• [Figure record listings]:
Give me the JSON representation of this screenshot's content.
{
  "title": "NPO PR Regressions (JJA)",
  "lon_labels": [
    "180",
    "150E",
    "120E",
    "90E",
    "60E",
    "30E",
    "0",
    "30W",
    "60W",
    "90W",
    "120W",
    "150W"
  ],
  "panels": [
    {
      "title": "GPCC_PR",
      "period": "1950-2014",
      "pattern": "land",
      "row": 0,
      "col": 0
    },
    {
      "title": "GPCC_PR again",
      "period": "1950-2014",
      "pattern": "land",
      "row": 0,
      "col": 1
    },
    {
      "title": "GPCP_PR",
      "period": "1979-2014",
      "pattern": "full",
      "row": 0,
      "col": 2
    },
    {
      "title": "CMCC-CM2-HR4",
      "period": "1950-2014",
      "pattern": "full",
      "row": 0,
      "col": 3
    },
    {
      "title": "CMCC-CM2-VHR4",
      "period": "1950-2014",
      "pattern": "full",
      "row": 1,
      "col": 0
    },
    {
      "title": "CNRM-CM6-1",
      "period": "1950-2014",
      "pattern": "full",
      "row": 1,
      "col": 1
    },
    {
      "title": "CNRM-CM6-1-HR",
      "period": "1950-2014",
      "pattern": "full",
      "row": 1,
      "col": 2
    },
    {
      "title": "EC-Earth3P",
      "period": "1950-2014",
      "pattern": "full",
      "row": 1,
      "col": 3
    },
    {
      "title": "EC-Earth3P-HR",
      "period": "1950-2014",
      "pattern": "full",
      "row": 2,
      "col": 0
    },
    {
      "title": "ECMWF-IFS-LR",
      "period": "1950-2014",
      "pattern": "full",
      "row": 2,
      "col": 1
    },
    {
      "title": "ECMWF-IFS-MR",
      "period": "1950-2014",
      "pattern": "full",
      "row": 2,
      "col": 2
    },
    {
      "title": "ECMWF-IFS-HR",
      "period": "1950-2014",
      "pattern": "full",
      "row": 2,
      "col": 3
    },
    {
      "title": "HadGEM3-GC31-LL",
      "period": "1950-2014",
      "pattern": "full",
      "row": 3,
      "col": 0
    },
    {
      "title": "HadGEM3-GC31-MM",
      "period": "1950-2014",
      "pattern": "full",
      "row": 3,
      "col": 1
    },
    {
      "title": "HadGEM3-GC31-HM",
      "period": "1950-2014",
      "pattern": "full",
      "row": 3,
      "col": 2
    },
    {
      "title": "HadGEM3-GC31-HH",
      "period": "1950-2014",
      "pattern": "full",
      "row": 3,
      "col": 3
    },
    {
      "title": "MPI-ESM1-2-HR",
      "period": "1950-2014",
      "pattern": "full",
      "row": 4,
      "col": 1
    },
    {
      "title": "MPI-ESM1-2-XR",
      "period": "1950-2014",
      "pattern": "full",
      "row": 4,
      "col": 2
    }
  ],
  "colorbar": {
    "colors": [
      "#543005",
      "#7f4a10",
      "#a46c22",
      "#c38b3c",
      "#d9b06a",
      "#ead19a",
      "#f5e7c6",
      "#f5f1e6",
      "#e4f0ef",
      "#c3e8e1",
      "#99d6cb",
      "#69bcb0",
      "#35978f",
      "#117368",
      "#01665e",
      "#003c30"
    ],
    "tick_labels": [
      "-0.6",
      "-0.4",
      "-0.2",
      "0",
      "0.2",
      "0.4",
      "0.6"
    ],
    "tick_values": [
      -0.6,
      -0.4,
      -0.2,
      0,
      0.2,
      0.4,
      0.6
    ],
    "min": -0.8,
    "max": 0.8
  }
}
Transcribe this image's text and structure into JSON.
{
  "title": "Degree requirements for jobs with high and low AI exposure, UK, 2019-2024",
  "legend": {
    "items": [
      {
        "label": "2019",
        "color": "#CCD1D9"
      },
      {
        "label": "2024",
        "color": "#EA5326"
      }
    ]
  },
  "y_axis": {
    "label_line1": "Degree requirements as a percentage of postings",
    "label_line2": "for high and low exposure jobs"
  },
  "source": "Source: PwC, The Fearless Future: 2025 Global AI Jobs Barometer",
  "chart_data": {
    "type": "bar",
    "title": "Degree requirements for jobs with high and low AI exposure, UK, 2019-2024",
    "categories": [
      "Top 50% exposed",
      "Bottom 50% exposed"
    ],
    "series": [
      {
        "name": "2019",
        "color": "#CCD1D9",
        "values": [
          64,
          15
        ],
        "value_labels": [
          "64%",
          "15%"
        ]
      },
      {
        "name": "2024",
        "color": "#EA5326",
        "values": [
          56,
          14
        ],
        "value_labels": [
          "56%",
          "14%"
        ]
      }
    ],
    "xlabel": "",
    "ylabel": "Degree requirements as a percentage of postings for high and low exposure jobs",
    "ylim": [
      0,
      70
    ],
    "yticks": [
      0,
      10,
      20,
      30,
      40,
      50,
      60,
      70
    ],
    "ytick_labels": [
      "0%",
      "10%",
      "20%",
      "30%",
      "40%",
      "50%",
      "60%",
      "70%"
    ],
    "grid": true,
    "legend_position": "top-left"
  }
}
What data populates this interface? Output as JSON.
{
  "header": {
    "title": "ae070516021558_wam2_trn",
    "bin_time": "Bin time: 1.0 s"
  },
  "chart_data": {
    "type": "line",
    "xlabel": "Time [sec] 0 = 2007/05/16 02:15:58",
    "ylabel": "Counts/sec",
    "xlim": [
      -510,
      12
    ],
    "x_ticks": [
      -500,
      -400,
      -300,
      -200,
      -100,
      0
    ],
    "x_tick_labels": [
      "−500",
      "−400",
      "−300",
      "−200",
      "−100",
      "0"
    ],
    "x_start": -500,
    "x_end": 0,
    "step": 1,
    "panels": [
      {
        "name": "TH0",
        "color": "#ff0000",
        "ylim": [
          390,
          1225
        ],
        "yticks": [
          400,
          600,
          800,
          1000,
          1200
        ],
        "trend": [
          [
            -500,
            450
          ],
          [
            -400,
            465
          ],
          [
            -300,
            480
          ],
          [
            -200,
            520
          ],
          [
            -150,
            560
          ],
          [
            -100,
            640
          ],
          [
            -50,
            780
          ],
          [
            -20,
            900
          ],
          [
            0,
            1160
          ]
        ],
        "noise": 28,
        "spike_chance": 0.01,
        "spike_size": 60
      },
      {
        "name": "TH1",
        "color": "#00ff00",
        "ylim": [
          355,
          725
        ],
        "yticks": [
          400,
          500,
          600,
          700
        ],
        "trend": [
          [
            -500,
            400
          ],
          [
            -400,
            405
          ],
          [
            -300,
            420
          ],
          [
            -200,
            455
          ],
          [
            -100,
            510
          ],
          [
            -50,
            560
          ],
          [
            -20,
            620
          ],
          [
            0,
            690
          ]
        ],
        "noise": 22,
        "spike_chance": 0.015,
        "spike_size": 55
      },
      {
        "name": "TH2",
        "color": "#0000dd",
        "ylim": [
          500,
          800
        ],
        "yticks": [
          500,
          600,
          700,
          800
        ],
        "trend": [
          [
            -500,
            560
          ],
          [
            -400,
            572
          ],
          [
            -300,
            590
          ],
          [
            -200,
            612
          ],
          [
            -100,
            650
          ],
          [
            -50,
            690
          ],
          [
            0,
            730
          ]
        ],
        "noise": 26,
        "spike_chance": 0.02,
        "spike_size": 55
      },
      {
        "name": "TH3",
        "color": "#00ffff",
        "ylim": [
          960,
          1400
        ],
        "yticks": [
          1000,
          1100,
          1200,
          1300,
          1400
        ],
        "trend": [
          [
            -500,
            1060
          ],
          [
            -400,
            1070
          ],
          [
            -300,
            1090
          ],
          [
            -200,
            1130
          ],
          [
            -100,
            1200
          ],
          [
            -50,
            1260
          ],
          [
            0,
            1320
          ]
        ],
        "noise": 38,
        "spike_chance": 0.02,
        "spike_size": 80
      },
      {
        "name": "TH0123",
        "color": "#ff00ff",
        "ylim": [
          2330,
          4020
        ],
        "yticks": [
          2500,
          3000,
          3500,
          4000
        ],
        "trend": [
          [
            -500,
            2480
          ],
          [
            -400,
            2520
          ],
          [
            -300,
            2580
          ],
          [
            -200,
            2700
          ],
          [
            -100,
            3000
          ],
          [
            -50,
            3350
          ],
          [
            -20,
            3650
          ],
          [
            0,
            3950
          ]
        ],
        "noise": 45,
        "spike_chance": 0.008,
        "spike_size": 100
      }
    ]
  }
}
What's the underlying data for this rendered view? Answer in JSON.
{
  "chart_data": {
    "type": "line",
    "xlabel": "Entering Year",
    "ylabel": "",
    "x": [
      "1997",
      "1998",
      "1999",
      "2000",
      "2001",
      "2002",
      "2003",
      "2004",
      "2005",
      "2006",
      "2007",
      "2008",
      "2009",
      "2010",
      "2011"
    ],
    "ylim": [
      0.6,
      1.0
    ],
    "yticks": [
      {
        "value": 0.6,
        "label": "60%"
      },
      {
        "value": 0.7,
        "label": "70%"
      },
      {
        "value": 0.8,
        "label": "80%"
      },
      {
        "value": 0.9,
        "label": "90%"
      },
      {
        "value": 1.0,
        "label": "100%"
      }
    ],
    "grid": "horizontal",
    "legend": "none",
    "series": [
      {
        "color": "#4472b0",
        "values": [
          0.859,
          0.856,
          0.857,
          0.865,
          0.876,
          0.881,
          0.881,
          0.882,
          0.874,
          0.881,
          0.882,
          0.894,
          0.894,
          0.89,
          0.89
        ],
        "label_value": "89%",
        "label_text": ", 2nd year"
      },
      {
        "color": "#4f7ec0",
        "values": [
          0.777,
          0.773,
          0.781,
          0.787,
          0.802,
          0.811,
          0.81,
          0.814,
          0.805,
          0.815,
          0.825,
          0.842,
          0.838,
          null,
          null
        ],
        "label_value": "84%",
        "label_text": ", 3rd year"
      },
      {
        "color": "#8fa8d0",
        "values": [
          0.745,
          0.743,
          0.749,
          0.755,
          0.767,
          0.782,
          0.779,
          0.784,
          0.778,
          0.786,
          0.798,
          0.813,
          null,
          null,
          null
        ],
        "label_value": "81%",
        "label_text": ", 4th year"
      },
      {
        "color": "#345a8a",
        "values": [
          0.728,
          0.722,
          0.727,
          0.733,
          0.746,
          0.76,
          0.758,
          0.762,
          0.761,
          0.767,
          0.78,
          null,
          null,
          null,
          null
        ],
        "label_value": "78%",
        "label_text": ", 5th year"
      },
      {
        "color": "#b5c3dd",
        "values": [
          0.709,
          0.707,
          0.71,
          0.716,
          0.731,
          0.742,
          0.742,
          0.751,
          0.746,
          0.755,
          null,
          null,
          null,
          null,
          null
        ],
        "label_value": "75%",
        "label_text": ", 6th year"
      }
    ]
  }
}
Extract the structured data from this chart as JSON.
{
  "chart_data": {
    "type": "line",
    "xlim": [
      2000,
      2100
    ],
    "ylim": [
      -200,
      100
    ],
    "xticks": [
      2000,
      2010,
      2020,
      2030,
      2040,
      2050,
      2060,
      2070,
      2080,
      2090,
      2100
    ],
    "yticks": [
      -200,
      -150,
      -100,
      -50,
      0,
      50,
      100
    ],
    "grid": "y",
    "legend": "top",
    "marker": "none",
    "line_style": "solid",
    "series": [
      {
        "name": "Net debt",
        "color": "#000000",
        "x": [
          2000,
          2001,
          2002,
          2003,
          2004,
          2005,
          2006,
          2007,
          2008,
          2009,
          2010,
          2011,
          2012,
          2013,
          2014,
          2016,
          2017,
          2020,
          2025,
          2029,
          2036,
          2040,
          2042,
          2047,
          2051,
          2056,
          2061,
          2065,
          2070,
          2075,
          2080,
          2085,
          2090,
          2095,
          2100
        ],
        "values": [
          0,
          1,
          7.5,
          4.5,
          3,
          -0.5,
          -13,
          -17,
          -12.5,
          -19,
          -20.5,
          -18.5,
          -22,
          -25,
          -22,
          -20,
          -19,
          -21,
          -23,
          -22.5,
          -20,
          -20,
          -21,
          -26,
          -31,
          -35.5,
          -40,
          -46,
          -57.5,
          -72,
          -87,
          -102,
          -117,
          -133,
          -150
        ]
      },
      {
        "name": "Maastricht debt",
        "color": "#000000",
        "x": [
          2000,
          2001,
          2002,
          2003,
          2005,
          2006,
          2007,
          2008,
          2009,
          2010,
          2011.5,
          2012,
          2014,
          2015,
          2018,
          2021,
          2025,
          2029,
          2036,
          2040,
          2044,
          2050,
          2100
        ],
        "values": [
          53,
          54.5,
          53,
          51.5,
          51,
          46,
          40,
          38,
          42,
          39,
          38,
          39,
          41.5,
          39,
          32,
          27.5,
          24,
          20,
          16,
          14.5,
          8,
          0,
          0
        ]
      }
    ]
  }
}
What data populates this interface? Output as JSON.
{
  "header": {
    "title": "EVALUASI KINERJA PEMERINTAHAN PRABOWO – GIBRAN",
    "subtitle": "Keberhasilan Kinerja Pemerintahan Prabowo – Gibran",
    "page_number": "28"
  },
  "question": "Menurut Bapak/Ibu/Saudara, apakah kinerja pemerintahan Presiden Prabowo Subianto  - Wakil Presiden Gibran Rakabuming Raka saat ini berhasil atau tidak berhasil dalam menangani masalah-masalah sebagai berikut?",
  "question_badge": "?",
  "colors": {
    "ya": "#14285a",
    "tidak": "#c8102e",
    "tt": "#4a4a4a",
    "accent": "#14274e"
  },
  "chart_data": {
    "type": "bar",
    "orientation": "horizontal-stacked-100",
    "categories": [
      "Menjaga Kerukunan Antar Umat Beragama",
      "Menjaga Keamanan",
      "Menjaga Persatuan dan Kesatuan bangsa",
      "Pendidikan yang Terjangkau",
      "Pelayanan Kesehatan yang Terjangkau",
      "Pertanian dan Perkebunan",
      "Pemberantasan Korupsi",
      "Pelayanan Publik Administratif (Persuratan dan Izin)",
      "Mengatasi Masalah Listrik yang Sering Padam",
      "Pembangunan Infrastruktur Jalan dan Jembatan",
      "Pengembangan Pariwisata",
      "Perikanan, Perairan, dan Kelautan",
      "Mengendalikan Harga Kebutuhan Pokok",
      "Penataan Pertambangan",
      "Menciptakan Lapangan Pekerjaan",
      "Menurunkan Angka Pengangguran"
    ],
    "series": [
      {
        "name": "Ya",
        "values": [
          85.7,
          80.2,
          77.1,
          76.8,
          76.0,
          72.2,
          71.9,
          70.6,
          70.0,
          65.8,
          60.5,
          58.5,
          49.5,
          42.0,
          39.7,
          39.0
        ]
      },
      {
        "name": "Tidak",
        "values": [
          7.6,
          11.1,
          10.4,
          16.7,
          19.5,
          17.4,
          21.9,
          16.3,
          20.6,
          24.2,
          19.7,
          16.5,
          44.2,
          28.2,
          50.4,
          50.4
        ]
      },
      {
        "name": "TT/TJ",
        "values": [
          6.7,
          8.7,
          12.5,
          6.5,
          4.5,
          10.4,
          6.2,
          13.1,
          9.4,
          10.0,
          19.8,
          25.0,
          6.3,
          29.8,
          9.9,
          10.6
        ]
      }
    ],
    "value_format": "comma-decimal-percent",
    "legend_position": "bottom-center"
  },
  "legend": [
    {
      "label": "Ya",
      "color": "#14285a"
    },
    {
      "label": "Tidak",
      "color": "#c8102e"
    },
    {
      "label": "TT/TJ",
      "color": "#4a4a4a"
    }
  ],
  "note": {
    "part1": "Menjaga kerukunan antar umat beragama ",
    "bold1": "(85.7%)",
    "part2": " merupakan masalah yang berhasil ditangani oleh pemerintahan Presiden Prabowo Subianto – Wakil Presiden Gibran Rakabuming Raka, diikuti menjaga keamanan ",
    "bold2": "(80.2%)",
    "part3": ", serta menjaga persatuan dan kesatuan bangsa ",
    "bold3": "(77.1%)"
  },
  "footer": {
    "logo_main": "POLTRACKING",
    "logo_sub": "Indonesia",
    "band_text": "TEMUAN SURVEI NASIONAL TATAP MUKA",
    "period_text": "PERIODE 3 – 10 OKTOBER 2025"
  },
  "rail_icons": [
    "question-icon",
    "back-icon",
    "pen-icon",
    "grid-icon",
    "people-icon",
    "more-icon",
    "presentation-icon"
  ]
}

• [Your objective]:
In the records above, locate the lines holding the word "Pelayanan". Copy each of them.

• [Correct result]:
      "Pelayanan Kesehatan yang Terjangkau",
      "Pelayanan Publik Administratif (Persuratan dan Izin)",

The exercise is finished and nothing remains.